*The input*:
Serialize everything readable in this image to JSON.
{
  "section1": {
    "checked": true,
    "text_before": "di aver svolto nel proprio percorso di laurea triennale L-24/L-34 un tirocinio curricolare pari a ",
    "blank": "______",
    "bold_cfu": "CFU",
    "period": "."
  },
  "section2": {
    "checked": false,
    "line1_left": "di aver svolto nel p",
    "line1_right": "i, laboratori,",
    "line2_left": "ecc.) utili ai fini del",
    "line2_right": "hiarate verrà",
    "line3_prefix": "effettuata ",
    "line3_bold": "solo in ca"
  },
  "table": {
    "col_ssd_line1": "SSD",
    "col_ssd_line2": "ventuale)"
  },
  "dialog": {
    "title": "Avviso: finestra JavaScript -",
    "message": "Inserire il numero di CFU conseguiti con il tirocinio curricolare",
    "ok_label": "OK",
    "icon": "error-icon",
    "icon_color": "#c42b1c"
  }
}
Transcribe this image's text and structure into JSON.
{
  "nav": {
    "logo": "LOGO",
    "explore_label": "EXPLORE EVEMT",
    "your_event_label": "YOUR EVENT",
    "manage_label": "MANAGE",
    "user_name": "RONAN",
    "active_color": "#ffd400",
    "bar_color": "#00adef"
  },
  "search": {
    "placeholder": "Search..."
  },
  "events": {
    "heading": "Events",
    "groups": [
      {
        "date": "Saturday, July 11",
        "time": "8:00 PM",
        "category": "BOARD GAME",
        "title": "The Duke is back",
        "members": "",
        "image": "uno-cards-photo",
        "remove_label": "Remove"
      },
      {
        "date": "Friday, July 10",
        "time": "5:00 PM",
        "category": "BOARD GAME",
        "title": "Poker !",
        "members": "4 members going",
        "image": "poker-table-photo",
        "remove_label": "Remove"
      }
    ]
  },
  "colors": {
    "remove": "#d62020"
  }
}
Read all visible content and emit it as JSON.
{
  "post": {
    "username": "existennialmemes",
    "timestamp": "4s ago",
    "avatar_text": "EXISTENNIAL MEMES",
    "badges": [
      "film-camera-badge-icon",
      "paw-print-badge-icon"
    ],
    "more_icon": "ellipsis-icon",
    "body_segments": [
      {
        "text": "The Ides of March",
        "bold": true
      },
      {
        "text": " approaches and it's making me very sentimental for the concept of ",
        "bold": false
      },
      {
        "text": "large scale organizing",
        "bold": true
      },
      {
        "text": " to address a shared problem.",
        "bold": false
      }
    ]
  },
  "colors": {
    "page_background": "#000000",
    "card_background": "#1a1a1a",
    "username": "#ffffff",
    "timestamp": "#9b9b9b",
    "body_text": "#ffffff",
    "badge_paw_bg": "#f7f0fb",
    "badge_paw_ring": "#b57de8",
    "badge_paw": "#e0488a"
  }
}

*Exercise instructions*: Extract the whole listing, character for character.

*Exercise answer*:
Serialize everything readable in this image to JSON.
{
  "section1": {
    "checked": true,
    "text_before": "di aver svolto nel proprio percorso di laurea triennale L-24/L-34 un tirocinio curricolare pari a ",
    "blank": "______",
    "bold_cfu": "CFU",
    "period": "."
  },
  "section2": {
    "checked": false,
    "line1_left": "di aver svolto nel p",
    "line1_right": "i, laboratori,",
    "line2_left": "ecc.) utili ai fini del",
    "line2_right": "hiarate verrà",
    "line3_prefix": "effettuata ",
    "line3_bold": "solo in ca"
  },
  "table": {
    "col_ssd_line1": "SSD",
    "col_ssd_line2": "ventuale)"
  },
  "dialog": {
    "title": "Avviso: finestra JavaScript -",
    "message": "Inserire il numero di CFU conseguiti con il tirocinio curricolare",
    "ok_label": "OK",
    "icon": "error-icon",
    "icon_color": "#c42b1c"
  }
}
Transcribe this image's text and structure into JSON.
{
  "nav": {
    "logo": "LOGO",
    "explore_label": "EXPLORE EVEMT",
    "your_event_label": "YOUR EVENT",
    "manage_label": "MANAGE",
    "user_name": "RONAN",
    "active_color": "#ffd400",
    "bar_color": "#00adef"
  },
  "search": {
    "placeholder": "Search..."
  },
  "events": {
    "heading": "Events",
    "groups": [
      {
        "date": "Saturday, July 11",
        "time": "8:00 PM",
        "category": "BOARD GAME",
        "title": "The Duke is back",
        "members": "",
        "image": "uno-cards-photo",
        "remove_label": "Remove"
      },
      {
        "date": "Friday, July 10",
        "time": "5:00 PM",
        "category": "BOARD GAME",
        "title": "Poker !",
        "members": "4 members going",
        "image": "poker-table-photo",
        "remove_label": "Remove"
      }
    ]
  },
  "colors": {
    "remove": "#d62020"
  }
}
Read all visible content and emit it as JSON.
{
  "post": {
    "username": "existennialmemes",
    "timestamp": "4s ago",
    "avatar_text": "EXISTENNIAL MEMES",
    "badges": [
      "film-camera-badge-icon",
      "paw-print-badge-icon"
    ],
    "more_icon": "ellipsis-icon",
    "body_segments": [
      {
        "text": "The Ides of March",
        "bold": true
      },
      {
        "text": " approaches and it's making me very sentimental for the concept of ",
        "bold": false
      },
      {
        "text": "large scale organizing",
        "bold": true
      },
      {
        "text": " to address a shared problem.",
        "bold": false
      }
    ]
  },
  "colors": {
    "page_background": "#000000",
    "card_background": "#1a1a1a",
    "username": "#ffffff",
    "timestamp": "#9b9b9b",
    "body_text": "#ffffff",
    "badge_paw_bg": "#f7f0fb",
    "badge_paw_ring": "#b57de8",
    "badge_paw": "#e0488a"
  }
}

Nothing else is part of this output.